====== DATA EXCERPTS
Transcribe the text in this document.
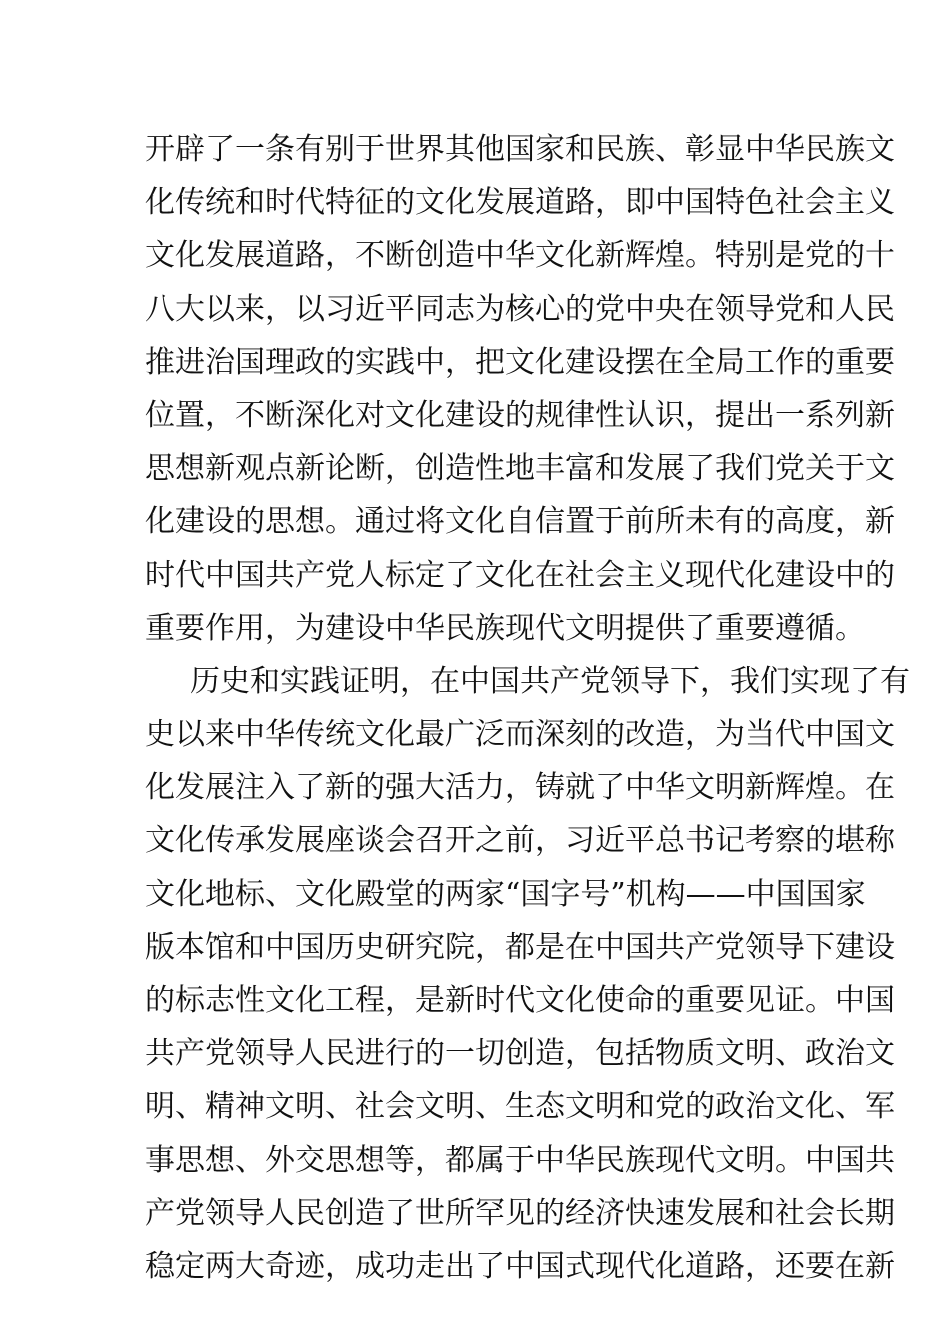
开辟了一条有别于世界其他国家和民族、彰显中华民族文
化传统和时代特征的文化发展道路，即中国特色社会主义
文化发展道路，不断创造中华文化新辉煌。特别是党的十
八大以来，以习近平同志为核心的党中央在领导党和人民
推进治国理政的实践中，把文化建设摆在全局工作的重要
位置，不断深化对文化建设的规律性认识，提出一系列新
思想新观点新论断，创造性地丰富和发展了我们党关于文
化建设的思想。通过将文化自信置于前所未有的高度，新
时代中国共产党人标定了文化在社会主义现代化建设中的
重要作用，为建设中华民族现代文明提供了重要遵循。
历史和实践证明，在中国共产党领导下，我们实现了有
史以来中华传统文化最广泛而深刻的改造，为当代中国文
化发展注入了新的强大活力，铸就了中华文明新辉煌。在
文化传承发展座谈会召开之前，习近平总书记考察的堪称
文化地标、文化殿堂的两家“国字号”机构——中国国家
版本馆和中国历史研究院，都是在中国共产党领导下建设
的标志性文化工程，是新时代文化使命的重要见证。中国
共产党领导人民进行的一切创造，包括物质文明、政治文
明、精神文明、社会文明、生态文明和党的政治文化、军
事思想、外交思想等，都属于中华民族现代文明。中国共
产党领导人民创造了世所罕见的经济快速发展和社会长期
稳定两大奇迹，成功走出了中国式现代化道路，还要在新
============
====== DATA EXCERPTS
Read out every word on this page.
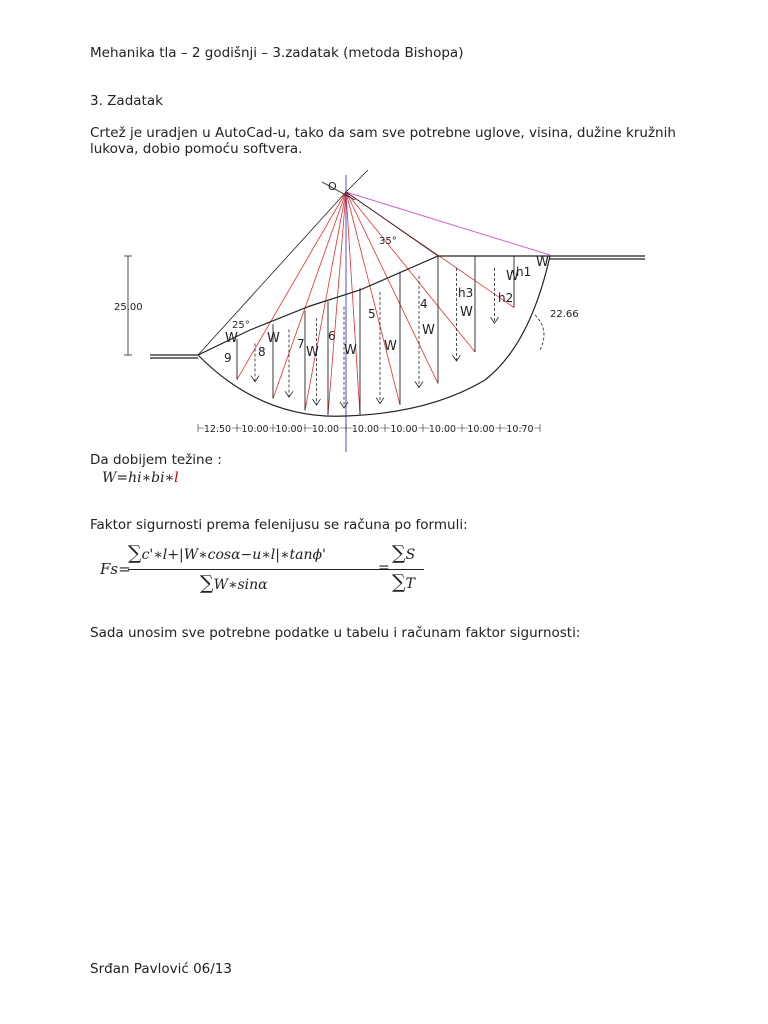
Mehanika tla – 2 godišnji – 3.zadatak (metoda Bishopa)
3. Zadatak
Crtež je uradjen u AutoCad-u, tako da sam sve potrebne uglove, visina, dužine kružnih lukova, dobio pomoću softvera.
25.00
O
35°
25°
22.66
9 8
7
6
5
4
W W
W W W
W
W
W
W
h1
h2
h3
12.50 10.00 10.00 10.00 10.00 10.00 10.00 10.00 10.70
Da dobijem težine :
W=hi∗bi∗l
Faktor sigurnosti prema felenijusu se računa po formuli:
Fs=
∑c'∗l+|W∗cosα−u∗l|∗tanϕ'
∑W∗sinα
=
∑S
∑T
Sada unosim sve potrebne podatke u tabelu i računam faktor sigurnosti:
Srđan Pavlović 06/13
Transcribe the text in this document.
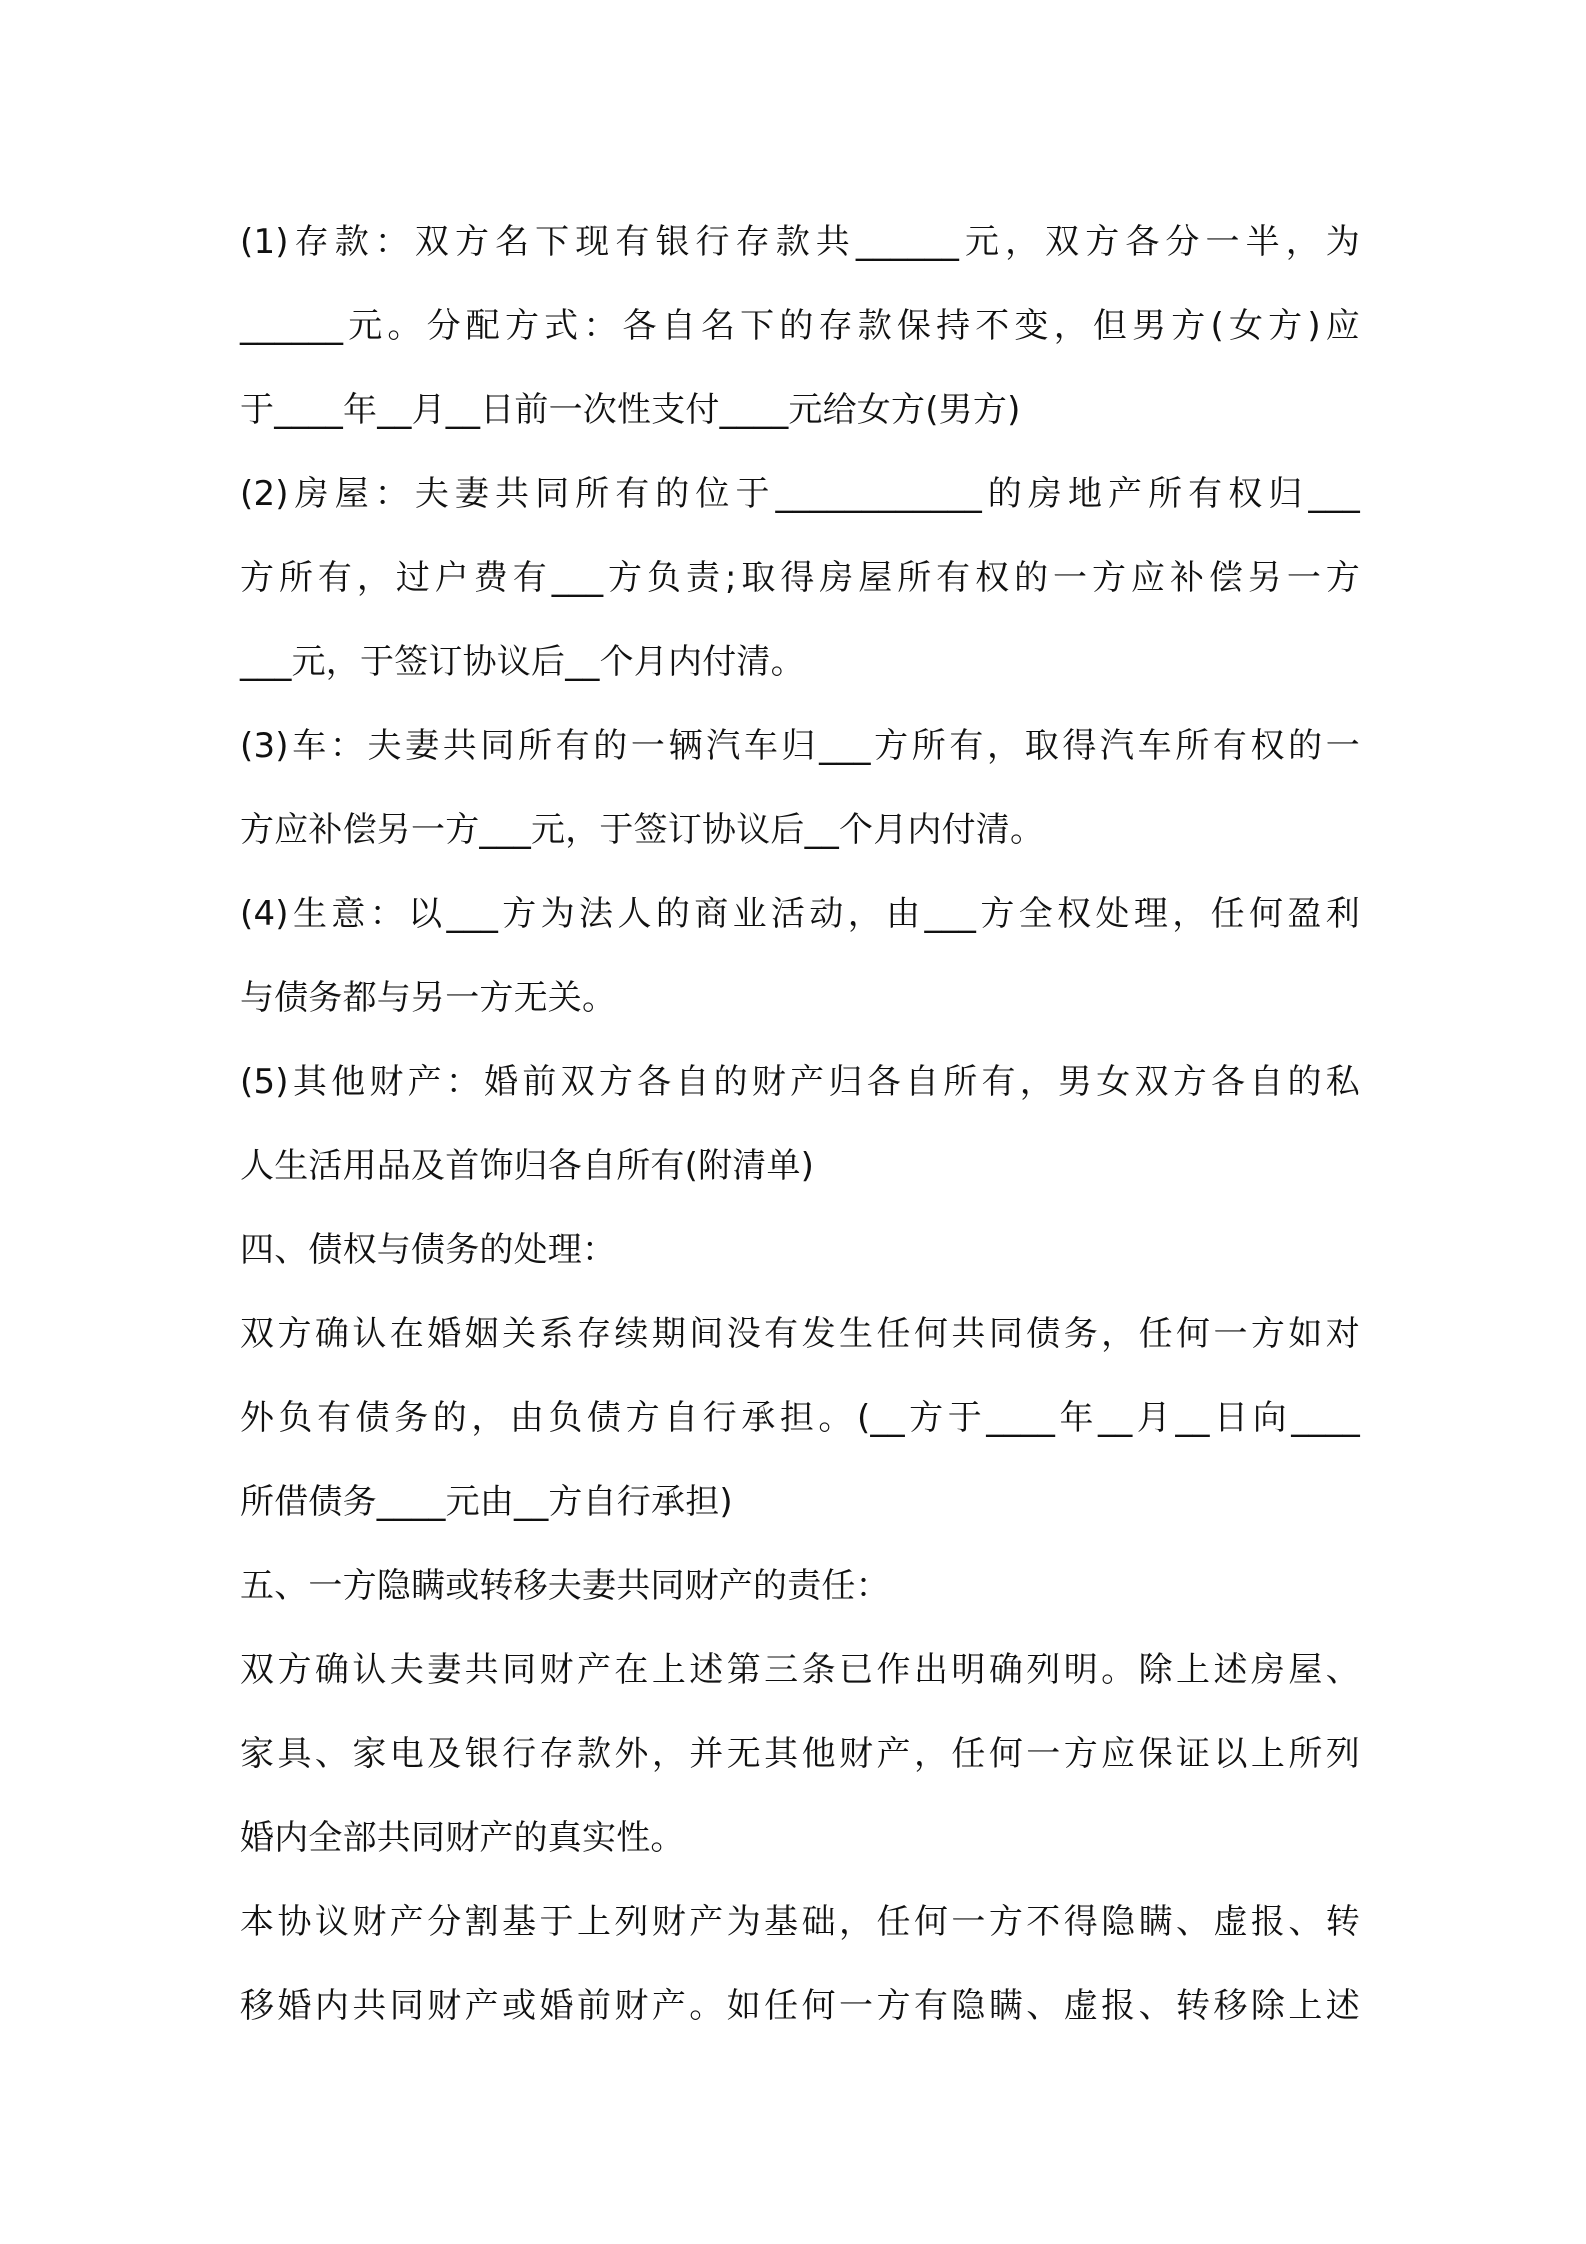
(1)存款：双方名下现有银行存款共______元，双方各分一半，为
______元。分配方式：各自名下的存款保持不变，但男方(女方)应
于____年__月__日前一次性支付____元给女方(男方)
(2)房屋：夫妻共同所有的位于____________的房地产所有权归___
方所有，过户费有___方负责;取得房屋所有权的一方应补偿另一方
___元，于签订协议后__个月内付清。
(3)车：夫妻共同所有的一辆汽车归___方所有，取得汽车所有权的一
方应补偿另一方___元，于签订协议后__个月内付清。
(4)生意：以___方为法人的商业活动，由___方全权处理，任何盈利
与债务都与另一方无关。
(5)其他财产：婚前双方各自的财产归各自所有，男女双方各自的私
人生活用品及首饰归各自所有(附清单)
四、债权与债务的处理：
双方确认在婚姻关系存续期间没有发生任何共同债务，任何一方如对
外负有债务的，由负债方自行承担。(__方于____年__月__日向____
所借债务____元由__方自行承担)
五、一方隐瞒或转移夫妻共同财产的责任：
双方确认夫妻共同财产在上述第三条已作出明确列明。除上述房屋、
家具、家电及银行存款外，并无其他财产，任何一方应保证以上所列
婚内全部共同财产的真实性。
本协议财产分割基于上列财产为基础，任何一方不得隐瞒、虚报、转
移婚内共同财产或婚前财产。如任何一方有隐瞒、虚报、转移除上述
============
====== DATA EXCERPTS
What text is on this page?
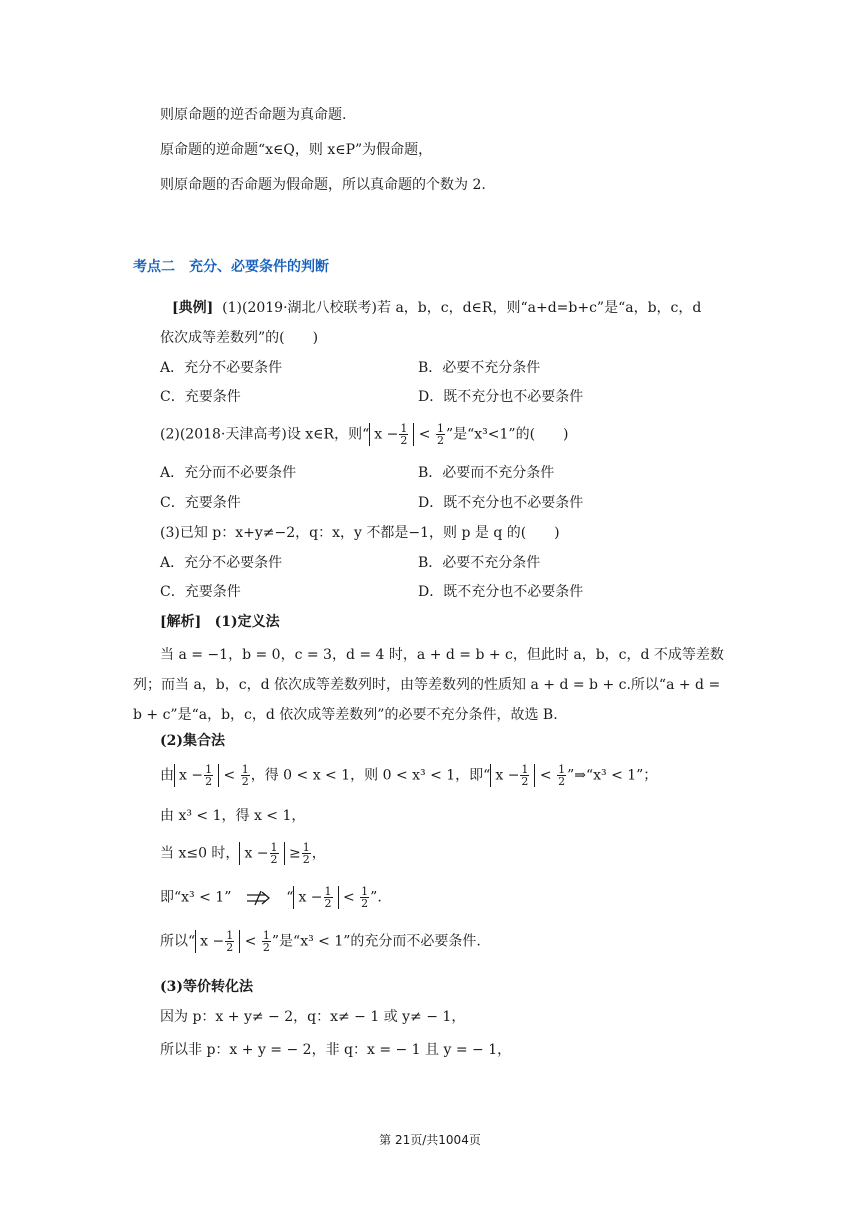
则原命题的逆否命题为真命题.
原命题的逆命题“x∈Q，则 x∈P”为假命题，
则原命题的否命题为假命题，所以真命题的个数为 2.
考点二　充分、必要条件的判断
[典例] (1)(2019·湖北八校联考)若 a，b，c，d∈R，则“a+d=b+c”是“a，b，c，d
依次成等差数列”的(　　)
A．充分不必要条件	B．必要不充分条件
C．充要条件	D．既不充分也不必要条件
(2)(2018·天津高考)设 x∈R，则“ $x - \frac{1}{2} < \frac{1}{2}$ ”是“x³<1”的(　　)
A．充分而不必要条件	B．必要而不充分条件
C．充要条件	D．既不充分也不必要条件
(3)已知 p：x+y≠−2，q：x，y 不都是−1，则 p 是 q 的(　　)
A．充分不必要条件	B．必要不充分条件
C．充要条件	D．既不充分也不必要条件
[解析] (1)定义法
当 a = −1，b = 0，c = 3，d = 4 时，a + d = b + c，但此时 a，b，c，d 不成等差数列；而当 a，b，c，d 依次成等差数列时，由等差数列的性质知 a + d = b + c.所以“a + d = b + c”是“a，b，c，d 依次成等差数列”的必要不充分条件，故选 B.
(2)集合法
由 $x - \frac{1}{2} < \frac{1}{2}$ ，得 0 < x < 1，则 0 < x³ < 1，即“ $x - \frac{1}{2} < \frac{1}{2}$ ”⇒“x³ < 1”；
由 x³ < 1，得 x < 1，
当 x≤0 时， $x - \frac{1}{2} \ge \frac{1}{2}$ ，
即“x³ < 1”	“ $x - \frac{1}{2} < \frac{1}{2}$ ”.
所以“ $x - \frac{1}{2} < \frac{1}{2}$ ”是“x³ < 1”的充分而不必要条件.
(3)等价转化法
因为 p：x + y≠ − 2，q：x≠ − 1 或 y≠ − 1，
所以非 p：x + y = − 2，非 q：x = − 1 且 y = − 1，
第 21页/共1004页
============
Copy every line from the records above that contains the word "page".

Read out every word on this page.
What text is on this page?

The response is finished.